→ SHORT EXERCISE
Can you reproduce the listing lines starting with the line with "8, 719, 24]" and going on through the line with "diagnostic-package-label: Criar um", swapping "Iniciar" for "Começar" and leaving everything else unchanged?

╭─ INFORMATION SHOWN

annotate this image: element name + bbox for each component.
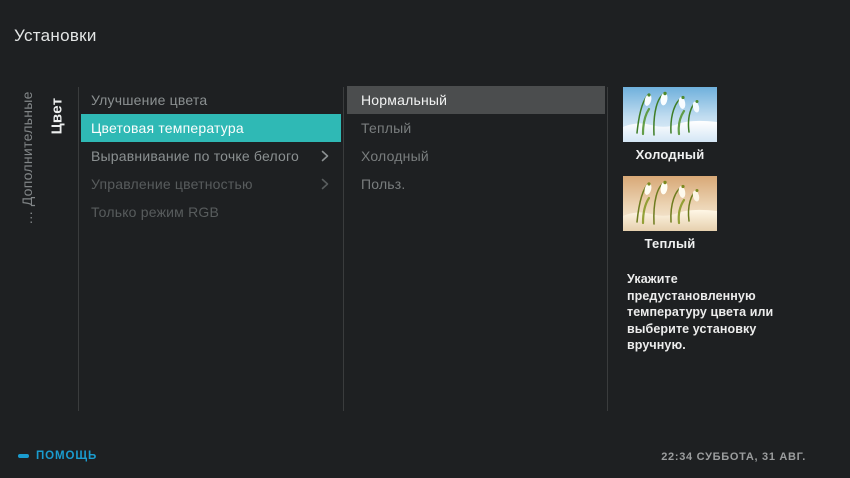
setting-description: Укажите предустановленную температуру цв…: [627, 271, 799, 354]
option-label: Холодный: [361, 148, 429, 164]
cold-preview-label: Холодный: [623, 147, 717, 162]
menu-item-label: Выравнивание по точке белого: [91, 148, 299, 164]
option-label: Польз.: [361, 176, 406, 192]
menu-item-color-management[interactable]: Управление цветностью: [81, 170, 341, 198]
option-custom[interactable]: Польз.: [347, 170, 605, 198]
menu-item-color-temperature[interactable]: Цветовая температура: [81, 114, 341, 142]
divider-sidebar: [78, 87, 79, 411]
option-label: Теплый: [361, 120, 411, 136]
chevron-right-icon: [321, 178, 329, 190]
value-options-list: Нормальный Теплый Холодный Польз.: [347, 86, 605, 198]
divider-values-preview: [607, 87, 608, 411]
sidebar-category-color[interactable]: Цвет: [49, 98, 66, 135]
option-normal[interactable]: Нормальный: [347, 86, 605, 114]
option-label: Нормальный: [361, 92, 447, 108]
menu-item-rgb-only-mode[interactable]: Только режим RGB: [81, 198, 341, 226]
cold-preview-image: [623, 87, 717, 142]
option-cold[interactable]: Холодный: [347, 142, 605, 170]
warm-preview-label: Теплый: [623, 236, 717, 251]
menu-item-color-enhancement[interactable]: Улучшение цвета: [81, 86, 341, 114]
help-button[interactable]: ПОМОЩЬ: [18, 450, 97, 462]
menu-item-label: Только режим RGB: [91, 204, 219, 220]
page-title: Установки: [14, 26, 97, 46]
chevron-right-icon: [321, 150, 329, 162]
help-label: ПОМОЩЬ: [36, 450, 97, 462]
settings-menu: Улучшение цвета Цветовая температура Выр…: [81, 86, 341, 226]
menu-item-white-point-alignment[interactable]: Выравнивание по точке белого: [81, 142, 341, 170]
menu-item-label: Улучшение цвета: [91, 92, 207, 108]
remote-key-dash-icon: [18, 454, 29, 458]
menu-item-label: Цветовая температура: [91, 120, 244, 136]
option-warm[interactable]: Теплый: [347, 114, 605, 142]
warm-preview-image: [623, 176, 717, 231]
sidebar-category-additional[interactable]: … Дополнительные: [19, 91, 35, 225]
menu-item-label: Управление цветностью: [91, 176, 253, 192]
clock-date: 22:34 СУББОТА, 31 АВГ.: [661, 451, 806, 463]
divider-menu-values: [343, 87, 344, 411]
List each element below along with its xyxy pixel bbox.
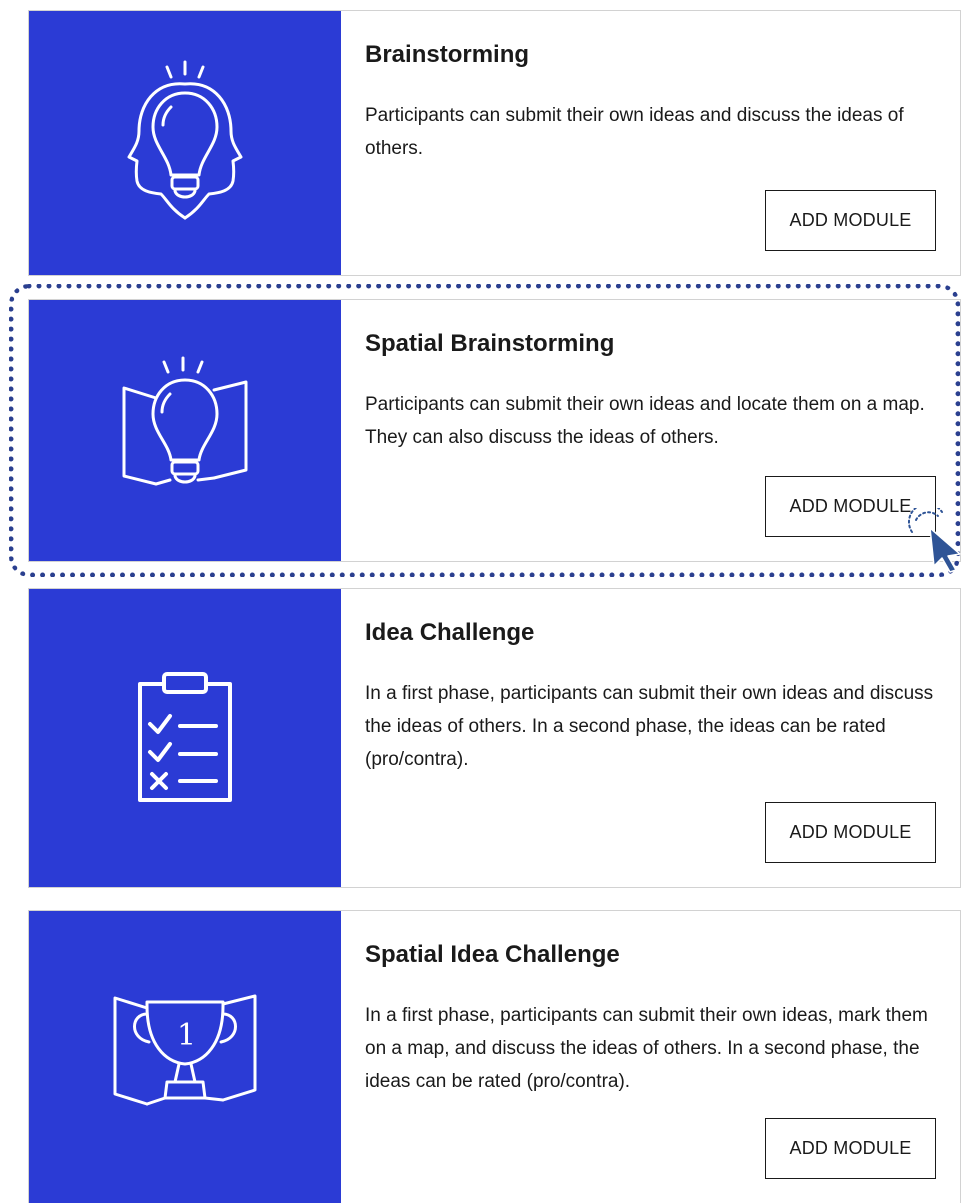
module-content: Idea Challenge In a first phase, partici…: [341, 589, 960, 887]
add-module-button[interactable]: ADD MODULE: [765, 802, 936, 863]
module-description: Participants can submit their own ideas …: [365, 105, 904, 159]
lightbulb-two-faces-icon: [127, 60, 243, 220]
module-title: Idea Challenge: [365, 619, 535, 646]
trophy-number: 1: [177, 1018, 197, 1053]
module-card-idea-challenge: Idea Challenge In a first phase, partici…: [28, 588, 961, 888]
module-description: In a first phase, participants can submi…: [365, 1005, 928, 1092]
add-module-button[interactable]: ADD MODULE: [765, 190, 936, 251]
trophy-map-icon: [113, 994, 257, 1106]
module-card-spatial-brainstorming: Spatial Brainstorming Participants can s…: [28, 299, 961, 562]
add-module-button[interactable]: ADD MODULE: [765, 1118, 936, 1179]
module-card-brainstorming: Brainstorming Participants can submit th…: [28, 10, 961, 276]
module-content: Spatial Idea Challenge In a first phase,…: [341, 911, 960, 1203]
module-description: In a first phase, participants can submi…: [365, 683, 934, 770]
module-title: Spatial Idea Challenge: [365, 941, 620, 968]
module-content: Spatial Brainstorming Participants can s…: [341, 300, 960, 561]
module-icon-panel: [29, 300, 341, 561]
lightbulb-map-icon: [122, 356, 248, 485]
module-card-spatial-idea-challenge: 1 Spatial Idea Challenge In a first phas…: [28, 910, 961, 1203]
add-module-button[interactable]: ADD MODULE: [765, 476, 936, 537]
module-icon-panel: 1: [29, 911, 341, 1203]
module-icon-panel: [29, 11, 341, 275]
module-title: Brainstorming: [365, 41, 530, 68]
module-description: Participants can submit their own ideas …: [365, 394, 925, 448]
clipboard-checklist-icon: [138, 672, 232, 802]
module-icon-panel: [29, 589, 341, 887]
module-content: Brainstorming Participants can submit th…: [341, 11, 960, 275]
module-title: Spatial Brainstorming: [365, 330, 615, 357]
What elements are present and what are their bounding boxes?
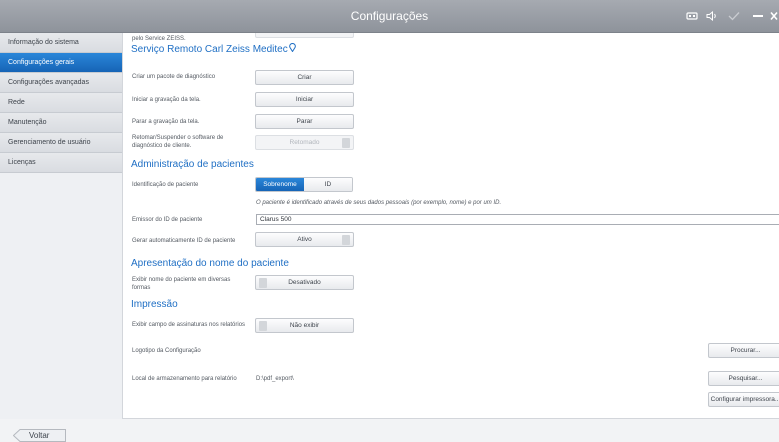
speaker-icon[interactable]	[705, 8, 719, 24]
start-recording-label: Iniciar a gravação da tela.	[132, 97, 201, 103]
identification-hint: O paciente é identificado através de seu…	[256, 200, 502, 206]
report-storage-label: Local de armazenamento para relatório	[132, 376, 237, 382]
browse-button[interactable]: Procurar...	[708, 343, 779, 358]
partial-top-button	[255, 33, 354, 38]
diagnostic-package-label: Criar um pacote de diagnóstico	[132, 74, 216, 80]
identification-option-id[interactable]: ID	[304, 178, 352, 191]
sidebar-item-system-info[interactable]: Informação do sistema	[0, 33, 122, 53]
configure-printer-button[interactable]: Configurar impressora...	[708, 392, 779, 407]
sidebar-item-network[interactable]: Rede	[0, 93, 122, 113]
settings-sidebar: Informação do sistema Configurações gera…	[0, 33, 122, 419]
name-display-toggle[interactable]: Desativado	[255, 275, 354, 290]
sidebar-item-advanced-settings[interactable]: Configurações avançadas	[0, 73, 122, 93]
patient-id-issuer-input[interactable]: Clarus 500	[256, 214, 779, 225]
stop-recording-label: Parar a gravação da tela.	[132, 119, 200, 125]
name-display-label: Exibir nome do paciente em diversas form…	[132, 277, 231, 291]
auto-generate-id-toggle[interactable]: Ativo	[255, 232, 354, 247]
title-bar: Configurações	[0, 0, 779, 33]
patient-id-issuer-label: Emissor do ID de paciente	[132, 217, 203, 223]
toggle-grip-icon	[342, 138, 350, 148]
sidebar-item-general-settings[interactable]: Configurações gerais	[0, 53, 122, 73]
sidebar-item-licenses[interactable]: Licenças	[0, 153, 122, 173]
search-button[interactable]: Pesquisar...	[708, 371, 779, 386]
resume-suspend-label: Retomar/Suspender o software de diagnóst…	[132, 135, 224, 149]
checkmark-icon[interactable]	[727, 8, 741, 24]
signature-field-value: Não exibir	[289, 322, 320, 329]
title-bar-icons	[685, 8, 779, 24]
toggle-grip-icon	[259, 321, 267, 331]
service-zeiss-label: pelo Service ZEISS.	[132, 36, 186, 42]
usb-icon[interactable]	[685, 8, 699, 24]
sidebar-item-maintenance[interactable]: Manutenção	[0, 113, 122, 133]
location-pin-icon	[288, 43, 296, 55]
sidebar-item-user-management[interactable]: Gerenciamento de usuário	[0, 133, 122, 153]
name-display-title: Apresentação do nome do paciente	[131, 258, 289, 269]
patient-identification-switch: Sobrenome ID	[255, 177, 353, 192]
settings-content: pelo Service ZEISS. Serviço Remoto Carl …	[122, 33, 779, 419]
resumed-toggle[interactable]: Retomado	[255, 135, 354, 150]
window-title: Configurações	[350, 9, 429, 23]
signature-field-label: Exibir campo de assinaturas nos relatóri…	[132, 322, 246, 328]
name-display-value: Desativado	[288, 279, 321, 286]
report-storage-path: D:\pdf_export\	[256, 376, 294, 382]
toggle-grip-icon	[342, 235, 350, 245]
auto-generate-id-label: Gerar automaticamente ID de paciente	[132, 238, 236, 244]
logo-label: Logotipo da Configuração	[132, 348, 201, 354]
back-button-label: Voltar	[29, 431, 50, 440]
create-button[interactable]: Criar	[255, 70, 354, 85]
identification-option-surname[interactable]: Sobrenome	[256, 178, 304, 191]
auto-generate-id-value: Ativo	[297, 236, 312, 243]
remote-service-heading: Serviço Remoto Carl Zeiss Meditec	[131, 43, 296, 55]
printing-title: Impressão	[131, 299, 178, 310]
patient-admin-title: Administração de pacientes	[131, 159, 254, 170]
stop-button[interactable]: Parar	[255, 114, 354, 129]
minimize-icon[interactable]	[751, 8, 765, 24]
resumed-toggle-label: Retomado	[289, 139, 320, 146]
remote-service-title: Serviço Remoto Carl Zeiss Meditec	[131, 43, 288, 55]
close-icon[interactable]	[769, 8, 779, 24]
signature-field-toggle[interactable]: Não exibir	[255, 318, 354, 333]
toggle-grip-icon	[259, 278, 267, 288]
start-button[interactable]: Iniciar	[255, 92, 354, 107]
back-button[interactable]: Voltar	[13, 429, 66, 442]
patient-identification-label: Identificação de paciente	[132, 182, 199, 188]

╰─

→ SOLUTION FOR THIS EXERCISE
speaker-icon[interactable]	[705, 8, 719, 24]
start-recording-label: Começar a gravação da tela.	[132, 97, 201, 103]
identification-hint: O paciente é identificado através de seu…	[256, 200, 502, 206]
report-storage-label: Local de armazenamento para relatório	[132, 376, 237, 382]
browse-button[interactable]: Procurar...	[708, 343, 779, 358]
partial-top-button	[255, 33, 354, 38]
diagnostic-package-label: Criar um pacote de diagnóstico	[132, 74, 216, 80]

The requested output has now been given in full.